--- The input ---

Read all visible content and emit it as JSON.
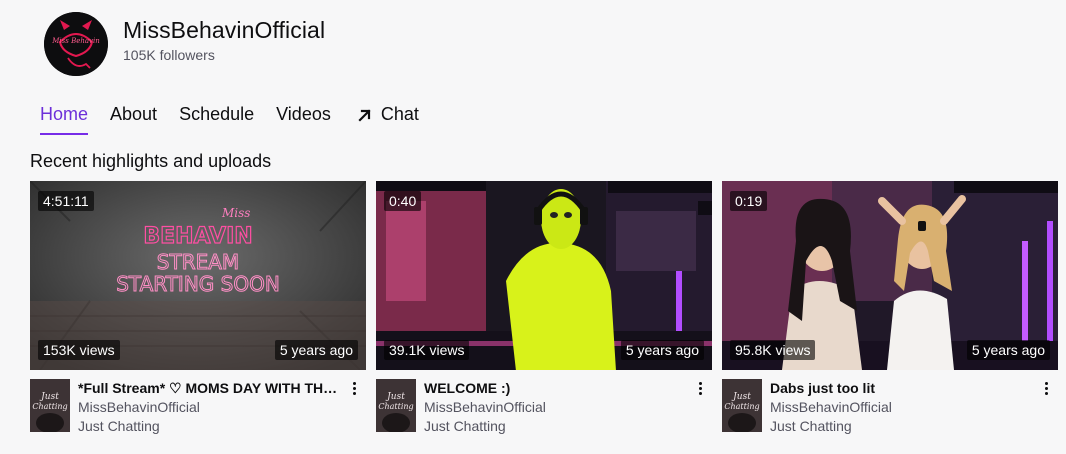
{
  "channel": {
    "name": "MissBehavinOfficial",
    "followers": "105K followers",
    "avatar_text": "Miss Behavin"
  },
  "tabs": [
    {
      "label": "Home",
      "active": true
    },
    {
      "label": "About",
      "active": false
    },
    {
      "label": "Schedule",
      "active": false
    },
    {
      "label": "Videos",
      "active": false
    },
    {
      "label": "Chat",
      "active": false,
      "icon": "external-arrow-icon"
    }
  ],
  "section_title": "Recent highlights and uploads",
  "videos": [
    {
      "duration": "4:51:11",
      "views": "153K views",
      "age": "5 years ago",
      "title": "*Full Stream* ♡ MOMS DAY WITH THE SQUAD ♡",
      "channel": "MissBehavinOfficial",
      "category": "Just Chatting",
      "thumb_text": [
        "Miss",
        "BEHAVIN",
        "STREAM",
        "STARTING SOON"
      ]
    },
    {
      "duration": "0:40",
      "views": "39.1K views",
      "age": "5 years ago",
      "title": "WELCOME :)",
      "channel": "MissBehavinOfficial",
      "category": "Just Chatting"
    },
    {
      "duration": "0:19",
      "views": "95.8K views",
      "age": "5 years ago",
      "title": "Dabs just too lit",
      "channel": "MissBehavinOfficial",
      "category": "Just Chatting"
    }
  ],
  "category_art_text": [
    "Just",
    "Chatting"
  ],
  "colors": {
    "accent": "#772ce8",
    "neon_pink": "#ff4fa3",
    "background": "#f7f7f8"
  }
}
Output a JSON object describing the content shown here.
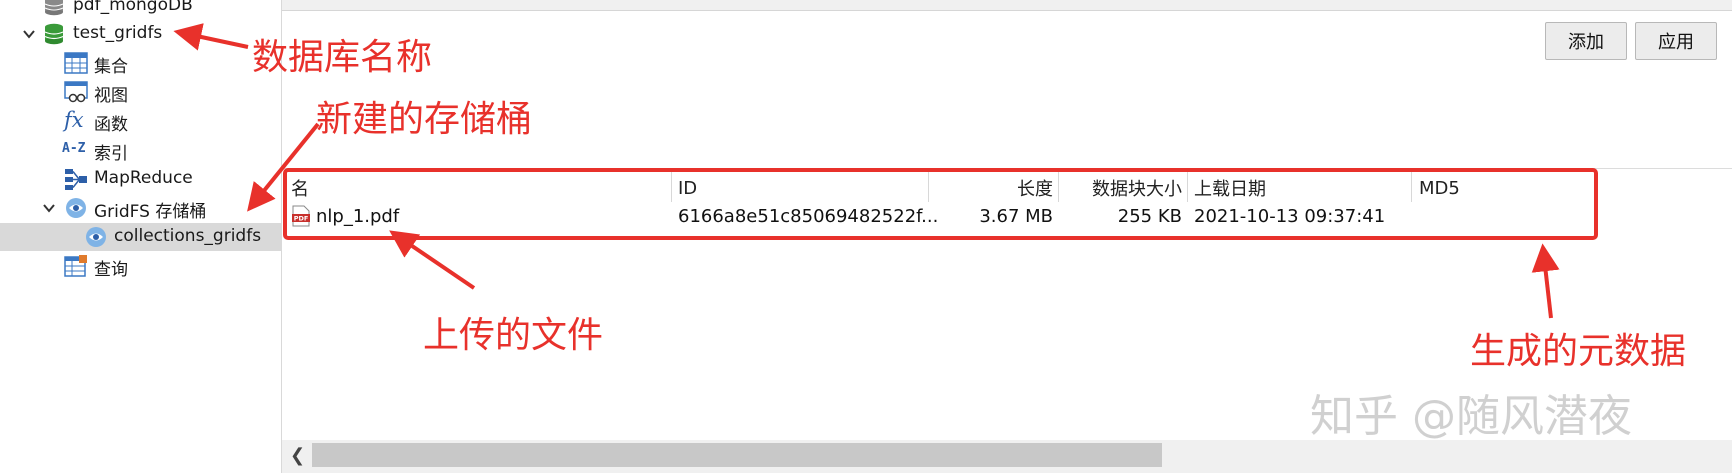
{
  "sidebar": {
    "items": [
      {
        "label": "pdf_mongoDB",
        "icon": "database-icon"
      },
      {
        "label": "test_gridfs",
        "icon": "database-icon"
      },
      {
        "label": "集合",
        "icon": "table-grid-icon"
      },
      {
        "label": "视图",
        "icon": "view-icon"
      },
      {
        "label": "函数",
        "icon": "function-icon"
      },
      {
        "label": "索引",
        "icon": "index-icon"
      },
      {
        "label": "MapReduce",
        "icon": "mapreduce-icon"
      },
      {
        "label": "GridFS 存储桶",
        "icon": "gridfs-bucket-icon"
      },
      {
        "label": "collections_gridfs",
        "icon": "gridfs-bucket-icon"
      },
      {
        "label": "查询",
        "icon": "query-icon"
      }
    ]
  },
  "buttons": {
    "add": "添加",
    "apply": "应用"
  },
  "table": {
    "columns": [
      "名",
      "ID",
      "长度",
      "数据块大小",
      "上载日期",
      "MD5"
    ],
    "rows": [
      {
        "name": "nlp_1.pdf",
        "id": "6166a8e51c85069482522f...",
        "length": "3.67 MB",
        "chunk_size": "255 KB",
        "upload_date": "2021-10-13 09:37:41",
        "md5": ""
      }
    ]
  },
  "annotations": {
    "db_name": "数据库名称",
    "new_bucket": "新建的存储桶",
    "uploaded_file": "上传的文件",
    "metadata": "生成的元数据"
  },
  "watermark": "知乎 @随风潜夜",
  "colors": {
    "annotation": "#e8312b",
    "selection": "#d9d9d9",
    "db_green": "#3a9a3a",
    "pdf_red": "#c8302c"
  }
}
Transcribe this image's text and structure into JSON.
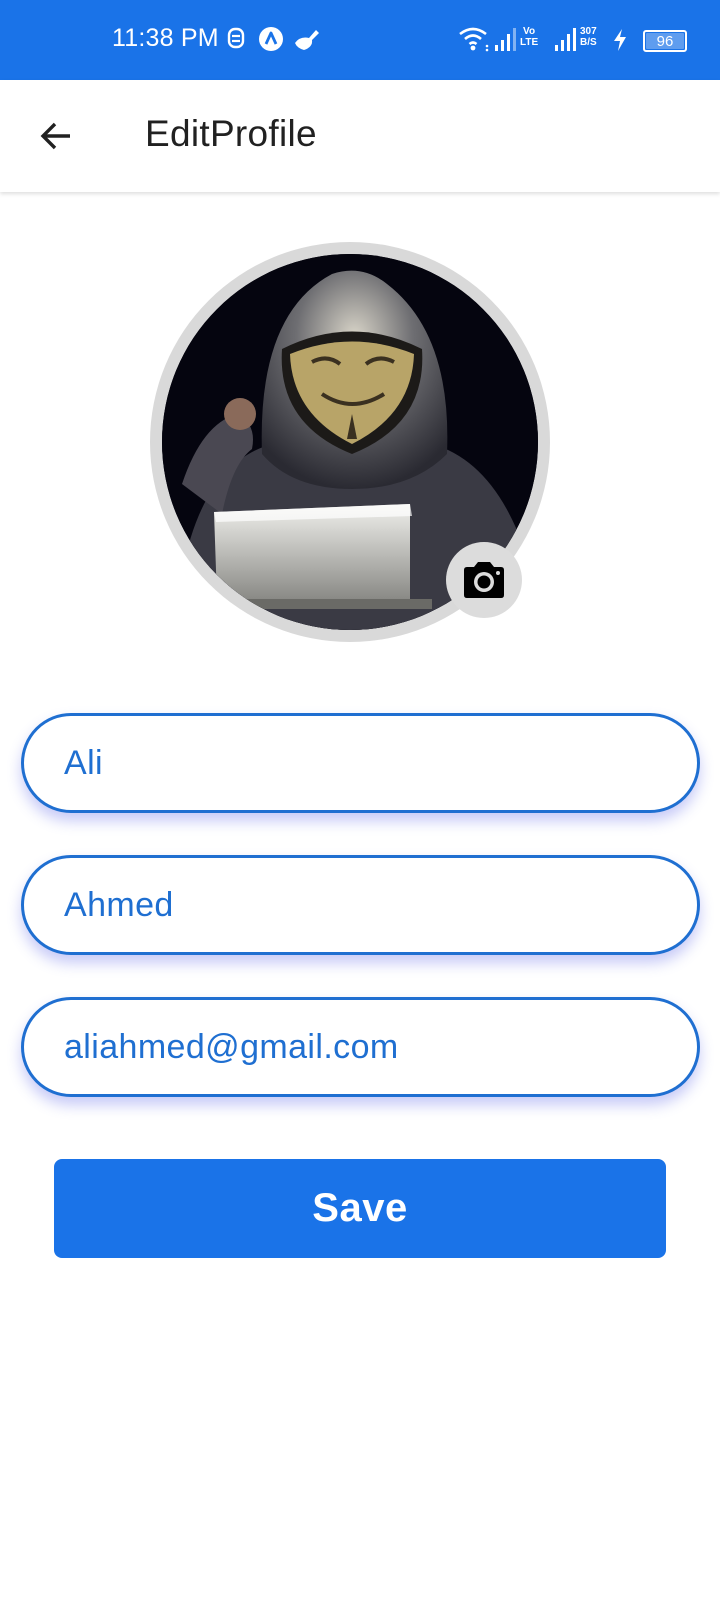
{
  "status_bar": {
    "time": "11:38 PM",
    "left_icons": [
      "notification-app-icon",
      "app-a-icon",
      "cleaner-icon"
    ],
    "volte_top": "Vo",
    "volte_bottom": "LTE",
    "net_speed_value": "307",
    "net_speed_unit": "B/S",
    "battery_level": "96",
    "background": "#1a73e8"
  },
  "app_bar": {
    "title": "EditProfile",
    "back_icon": "arrow-left-icon"
  },
  "profile": {
    "avatar_image": "hooded-masked-person-photo",
    "camera_icon": "camera-icon"
  },
  "form": {
    "first_name": "Ali",
    "last_name": "Ahmed",
    "email": "aliahmed@gmail.com",
    "accent": "#1f6fd1"
  },
  "save_button": {
    "label": "Save",
    "color": "#1a73e8"
  }
}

---

The task
Reproduce the entries above word for word. Pictures stay out.

Finished answer
Read all visible content and emit it as JSON.
{
  "channel": {
    "name": "MissBehavinOfficial",
    "followers": "105K followers",
    "avatar_text": "Miss Behavin"
  },
  "tabs": [
    {
      "label": "Home",
      "active": true
    },
    {
      "label": "About",
      "active": false
    },
    {
      "label": "Schedule",
      "active": false
    },
    {
      "label": "Videos",
      "active": false
    },
    {
      "label": "Chat",
      "active": false,
      "icon": "external-arrow-icon"
    }
  ],
  "section_title": "Recent highlights and uploads",
  "videos": [
    {
      "duration": "4:51:11",
      "views": "153K views",
      "age": "5 years ago",
      "title": "*Full Stream* ♡ MOMS DAY WITH THE SQUAD ♡",
      "channel": "MissBehavinOfficial",
      "category": "Just Chatting",
      "thumb_text": [
        "Miss",
        "BEHAVIN",
        "STREAM",
        "STARTING SOON"
      ]
    },
    {
      "duration": "0:40",
      "views": "39.1K views",
      "age": "5 years ago",
      "title": "WELCOME :)",
      "channel": "MissBehavinOfficial",
      "category": "Just Chatting"
    },
    {
      "duration": "0:19",
      "views": "95.8K views",
      "age": "5 years ago",
      "title": "Dabs just too lit",
      "channel": "MissBehavinOfficial",
      "category": "Just Chatting"
    }
  ],
  "category_art_text": [
    "Just",
    "Chatting"
  ],
  "colors": {
    "accent": "#772ce8",
    "neon_pink": "#ff4fa3",
    "background": "#f7f7f8"
  }
}
Output a JSON object describing the content shown here.
{
  "sidebar": {
    "items": [
      {
        "label": "pdf_mongoDB",
        "icon": "database-icon"
      },
      {
        "label": "test_gridfs",
        "icon": "database-icon"
      },
      {
        "label": "集合",
        "icon": "table-grid-icon"
      },
      {
        "label": "视图",
        "icon": "view-icon"
      },
      {
        "label": "函数",
        "icon": "function-icon"
      },
      {
        "label": "索引",
        "icon": "index-icon"
      },
      {
        "label": "MapReduce",
        "icon": "mapreduce-icon"
      },
      {
        "label": "GridFS 存储桶",
        "icon": "gridfs-bucket-icon"
      },
      {
        "label": "collections_gridfs",
        "icon": "gridfs-bucket-icon"
      },
      {
        "label": "查询",
        "icon": "query-icon"
      }
    ]
  },
  "buttons": {
    "add": "添加",
    "apply": "应用"
  },
  "table": {
    "columns": [
      "名",
      "ID",
      "长度",
      "数据块大小",
      "上载日期",
      "MD5"
    ],
    "rows": [
      {
        "name": "nlp_1.pdf",
        "id": "6166a8e51c85069482522f...",
        "length": "3.67 MB",
        "chunk_size": "255 KB",
        "upload_date": "2021-10-13 09:37:41",
        "md5": ""
      }
    ]
  },
  "annotations": {
    "db_name": "数据库名称",
    "new_bucket": "新建的存储桶",
    "uploaded_file": "上传的文件",
    "metadata": "生成的元数据"
  },
  "watermark": "知乎 @随风潜夜",
  "colors": {
    "annotation": "#e8312b",
    "selection": "#d9d9d9",
    "db_green": "#3a9a3a",
    "pdf_red": "#c8302c"
  }
}
Transcribe this image's text and structure into JSON.
{
  "status_bar": {
    "time": "11:38 PM",
    "left_icons": [
      "notification-app-icon",
      "app-a-icon",
      "cleaner-icon"
    ],
    "volte_top": "Vo",
    "volte_bottom": "LTE",
    "net_speed_value": "307",
    "net_speed_unit": "B/S",
    "battery_level": "96",
    "background": "#1a73e8"
  },
  "app_bar": {
    "title": "EditProfile",
    "back_icon": "arrow-left-icon"
  },
  "profile": {
    "avatar_image": "hooded-masked-person-photo",
    "camera_icon": "camera-icon"
  },
  "form": {
    "first_name": "Ali",
    "last_name": "Ahmed",
    "email": "aliahmed@gmail.com",
    "accent": "#1f6fd1"
  },
  "save_button": {
    "label": "Save",
    "color": "#1a73e8"
  }
}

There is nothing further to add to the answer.